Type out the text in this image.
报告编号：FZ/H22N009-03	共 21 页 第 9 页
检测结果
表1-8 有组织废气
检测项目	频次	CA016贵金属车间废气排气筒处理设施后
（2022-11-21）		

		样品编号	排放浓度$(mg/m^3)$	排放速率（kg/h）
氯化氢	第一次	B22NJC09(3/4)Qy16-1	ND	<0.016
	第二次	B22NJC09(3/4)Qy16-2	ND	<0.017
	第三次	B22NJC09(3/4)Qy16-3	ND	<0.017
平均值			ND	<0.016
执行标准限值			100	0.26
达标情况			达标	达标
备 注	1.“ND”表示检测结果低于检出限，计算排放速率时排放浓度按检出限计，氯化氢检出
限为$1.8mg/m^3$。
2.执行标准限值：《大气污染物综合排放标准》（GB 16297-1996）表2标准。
────
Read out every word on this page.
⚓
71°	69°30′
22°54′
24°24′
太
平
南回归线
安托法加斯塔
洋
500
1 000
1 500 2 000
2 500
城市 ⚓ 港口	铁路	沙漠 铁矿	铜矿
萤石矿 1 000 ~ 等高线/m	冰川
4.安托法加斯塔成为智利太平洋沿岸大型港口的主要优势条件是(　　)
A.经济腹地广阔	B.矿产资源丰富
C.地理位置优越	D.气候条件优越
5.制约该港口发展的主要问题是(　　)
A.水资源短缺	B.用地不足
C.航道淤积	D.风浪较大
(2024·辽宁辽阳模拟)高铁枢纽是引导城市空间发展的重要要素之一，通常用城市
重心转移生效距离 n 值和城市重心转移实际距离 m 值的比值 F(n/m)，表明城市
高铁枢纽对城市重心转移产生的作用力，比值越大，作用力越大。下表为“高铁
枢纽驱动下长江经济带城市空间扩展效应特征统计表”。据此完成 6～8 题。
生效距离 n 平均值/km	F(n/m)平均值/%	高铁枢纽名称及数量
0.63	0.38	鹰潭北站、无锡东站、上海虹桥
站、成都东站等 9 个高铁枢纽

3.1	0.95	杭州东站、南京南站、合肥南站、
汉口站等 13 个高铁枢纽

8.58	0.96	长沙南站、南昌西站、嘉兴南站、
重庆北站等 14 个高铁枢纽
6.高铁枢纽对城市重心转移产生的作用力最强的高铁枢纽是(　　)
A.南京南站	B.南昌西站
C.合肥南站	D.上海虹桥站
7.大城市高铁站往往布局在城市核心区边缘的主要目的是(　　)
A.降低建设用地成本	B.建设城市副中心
────
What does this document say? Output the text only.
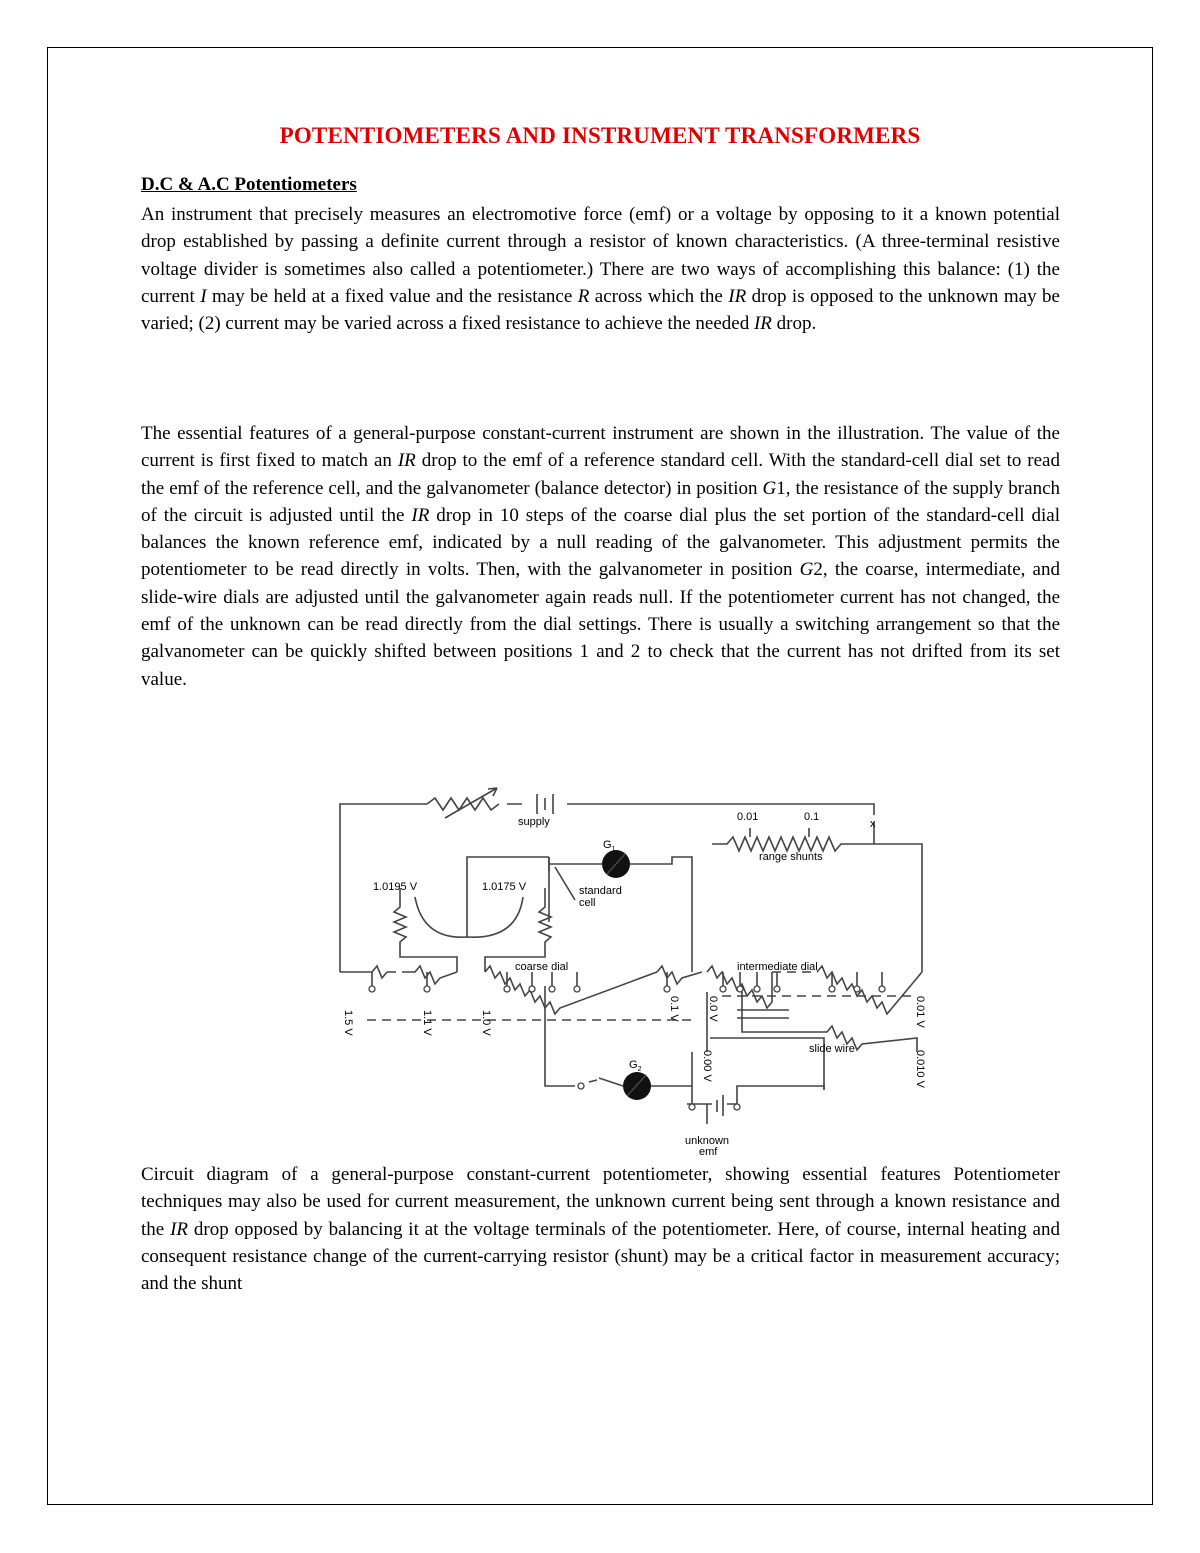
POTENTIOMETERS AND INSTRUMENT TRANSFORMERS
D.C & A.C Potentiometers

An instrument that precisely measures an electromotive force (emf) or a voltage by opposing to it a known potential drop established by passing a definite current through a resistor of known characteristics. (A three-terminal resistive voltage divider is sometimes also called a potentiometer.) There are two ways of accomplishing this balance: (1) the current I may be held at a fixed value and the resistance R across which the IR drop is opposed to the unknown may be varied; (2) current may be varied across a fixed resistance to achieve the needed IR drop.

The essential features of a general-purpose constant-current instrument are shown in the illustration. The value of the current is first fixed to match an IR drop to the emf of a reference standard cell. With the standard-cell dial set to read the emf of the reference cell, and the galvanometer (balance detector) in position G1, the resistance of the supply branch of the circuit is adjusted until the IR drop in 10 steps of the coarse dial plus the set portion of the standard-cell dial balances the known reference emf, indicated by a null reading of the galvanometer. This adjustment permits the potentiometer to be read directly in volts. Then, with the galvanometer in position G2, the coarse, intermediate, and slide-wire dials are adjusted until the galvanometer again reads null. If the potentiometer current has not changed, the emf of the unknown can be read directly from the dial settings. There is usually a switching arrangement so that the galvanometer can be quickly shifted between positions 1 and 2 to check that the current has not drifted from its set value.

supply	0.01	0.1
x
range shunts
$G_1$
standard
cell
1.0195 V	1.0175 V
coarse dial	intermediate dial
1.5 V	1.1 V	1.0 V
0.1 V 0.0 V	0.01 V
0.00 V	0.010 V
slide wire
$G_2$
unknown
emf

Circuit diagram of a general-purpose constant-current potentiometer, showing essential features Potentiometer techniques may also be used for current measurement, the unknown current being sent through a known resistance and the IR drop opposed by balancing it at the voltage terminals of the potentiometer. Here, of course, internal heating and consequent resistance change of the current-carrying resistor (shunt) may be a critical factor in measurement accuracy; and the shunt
────
_Task to complete_. Report every line containing the word "个高铁枢纽" from the listing above.

_Task result_.
站、成都东站等 9 个高铁枢纽
汉口站等 13 个高铁枢纽
重庆北站等 14 个高铁枢纽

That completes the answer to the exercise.